WHAT NEEDS TO BE DONE:
Rewrite each of the items below, replacing every "series-0-point" with "primary-series-point" and keeping all other text unchanged.

[Rows from a layout dataset]
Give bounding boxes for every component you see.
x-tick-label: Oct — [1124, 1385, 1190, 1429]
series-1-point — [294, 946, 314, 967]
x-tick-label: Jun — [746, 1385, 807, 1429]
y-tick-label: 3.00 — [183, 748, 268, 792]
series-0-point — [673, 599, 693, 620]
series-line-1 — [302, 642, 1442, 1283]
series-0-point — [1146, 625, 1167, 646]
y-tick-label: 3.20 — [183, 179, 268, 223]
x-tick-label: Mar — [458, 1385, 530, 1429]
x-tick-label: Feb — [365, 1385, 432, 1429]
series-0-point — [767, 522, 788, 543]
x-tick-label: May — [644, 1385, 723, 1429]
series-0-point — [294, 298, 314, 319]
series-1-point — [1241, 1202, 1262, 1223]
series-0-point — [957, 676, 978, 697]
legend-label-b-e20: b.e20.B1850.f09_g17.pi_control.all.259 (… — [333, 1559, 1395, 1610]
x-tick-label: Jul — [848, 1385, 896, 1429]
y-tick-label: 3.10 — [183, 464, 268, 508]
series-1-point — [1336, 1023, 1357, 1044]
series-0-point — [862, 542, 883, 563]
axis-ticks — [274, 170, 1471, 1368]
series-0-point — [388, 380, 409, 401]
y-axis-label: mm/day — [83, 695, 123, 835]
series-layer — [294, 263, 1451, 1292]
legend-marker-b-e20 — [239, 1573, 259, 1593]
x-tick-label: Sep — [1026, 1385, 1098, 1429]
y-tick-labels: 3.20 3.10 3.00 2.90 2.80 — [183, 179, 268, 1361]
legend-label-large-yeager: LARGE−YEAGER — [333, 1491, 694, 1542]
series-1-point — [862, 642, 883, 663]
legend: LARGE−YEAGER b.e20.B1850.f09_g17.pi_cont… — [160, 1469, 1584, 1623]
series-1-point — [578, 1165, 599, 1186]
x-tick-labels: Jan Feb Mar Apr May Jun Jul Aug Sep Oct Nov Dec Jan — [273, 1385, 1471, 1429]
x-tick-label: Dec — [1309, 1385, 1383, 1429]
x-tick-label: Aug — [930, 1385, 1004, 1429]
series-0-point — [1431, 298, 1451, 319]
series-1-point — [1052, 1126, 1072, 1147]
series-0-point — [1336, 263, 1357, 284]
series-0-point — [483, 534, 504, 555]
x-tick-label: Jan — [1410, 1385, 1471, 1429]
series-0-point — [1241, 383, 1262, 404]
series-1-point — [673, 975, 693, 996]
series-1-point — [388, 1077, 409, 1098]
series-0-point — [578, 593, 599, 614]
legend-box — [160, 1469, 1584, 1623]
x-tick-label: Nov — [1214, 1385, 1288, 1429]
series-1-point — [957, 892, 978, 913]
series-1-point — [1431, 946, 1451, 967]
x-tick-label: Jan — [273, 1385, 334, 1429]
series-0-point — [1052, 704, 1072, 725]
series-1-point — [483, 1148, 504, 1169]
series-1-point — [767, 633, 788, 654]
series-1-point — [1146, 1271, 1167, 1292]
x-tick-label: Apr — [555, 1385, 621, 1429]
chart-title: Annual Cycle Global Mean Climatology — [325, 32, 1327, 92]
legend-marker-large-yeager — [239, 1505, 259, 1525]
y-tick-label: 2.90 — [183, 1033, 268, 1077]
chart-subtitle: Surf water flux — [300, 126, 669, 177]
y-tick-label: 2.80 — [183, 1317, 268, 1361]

RESULT:
Give bounding boxes for every component you see.
x-tick-label: Oct — [1124, 1385, 1190, 1429]
series-1-point — [294, 946, 314, 967]
x-tick-label: Jun — [746, 1385, 807, 1429]
y-tick-label: 3.00 — [183, 748, 268, 792]
primary-series-point — [673, 599, 693, 620]
series-line-1 — [302, 642, 1442, 1283]
primary-series-point — [1146, 625, 1167, 646]
y-tick-label: 3.20 — [183, 179, 268, 223]
x-tick-label: Mar — [458, 1385, 530, 1429]
x-tick-label: Feb — [365, 1385, 432, 1429]
primary-series-point — [767, 522, 788, 543]
x-tick-label: May — [644, 1385, 723, 1429]
primary-series-point — [294, 298, 314, 319]
series-1-point — [1241, 1202, 1262, 1223]
primary-series-point — [957, 676, 978, 697]
legend-label-b-e20: b.e20.B1850.f09_g17.pi_control.all.259 (… — [333, 1559, 1395, 1610]
x-tick-label: Jul — [848, 1385, 896, 1429]
y-tick-label: 3.10 — [183, 464, 268, 508]
series-1-point — [1336, 1023, 1357, 1044]
primary-series-point — [862, 542, 883, 563]
axis-ticks — [274, 170, 1471, 1368]
primary-series-point — [388, 380, 409, 401]
y-axis-label: mm/day — [83, 695, 123, 835]
series-layer — [294, 263, 1451, 1292]
legend-marker-b-e20 — [239, 1573, 259, 1593]
x-tick-label: Sep — [1026, 1385, 1098, 1429]
y-tick-labels: 3.20 3.10 3.00 2.90 2.80 — [183, 179, 268, 1361]
legend-label-large-yeager: LARGE−YEAGER — [333, 1491, 694, 1542]
series-1-point — [862, 642, 883, 663]
legend: LARGE−YEAGER b.e20.B1850.f09_g17.pi_cont… — [160, 1469, 1584, 1623]
series-1-point — [578, 1165, 599, 1186]
x-tick-labels: Jan Feb Mar Apr May Jun Jul Aug Sep Oct Nov Dec Jan — [273, 1385, 1471, 1429]
x-tick-label: Dec — [1309, 1385, 1383, 1429]
x-tick-label: Aug — [930, 1385, 1004, 1429]
primary-series-point — [1431, 298, 1451, 319]
series-1-point — [1052, 1126, 1072, 1147]
primary-series-point — [1336, 263, 1357, 284]
primary-series-point — [483, 534, 504, 555]
x-tick-label: Jan — [1410, 1385, 1471, 1429]
primary-series-point — [1241, 383, 1262, 404]
series-1-point — [673, 975, 693, 996]
series-1-point — [388, 1077, 409, 1098]
primary-series-point — [578, 593, 599, 614]
legend-box — [160, 1469, 1584, 1623]
x-tick-label: Nov — [1214, 1385, 1288, 1429]
series-1-point — [957, 892, 978, 913]
series-1-point — [1431, 946, 1451, 967]
x-tick-label: Jan — [273, 1385, 334, 1429]
primary-series-point — [1052, 704, 1072, 725]
series-1-point — [483, 1148, 504, 1169]
series-1-point — [767, 633, 788, 654]
series-1-point — [1146, 1271, 1167, 1292]
x-tick-label: Apr — [555, 1385, 621, 1429]
chart-title: Annual Cycle Global Mean Climatology — [325, 32, 1327, 92]
legend-marker-large-yeager — [239, 1505, 259, 1525]
y-tick-label: 2.90 — [183, 1033, 268, 1077]
chart-subtitle: Surf water flux — [300, 126, 669, 177]
y-tick-label: 2.80 — [183, 1317, 268, 1361]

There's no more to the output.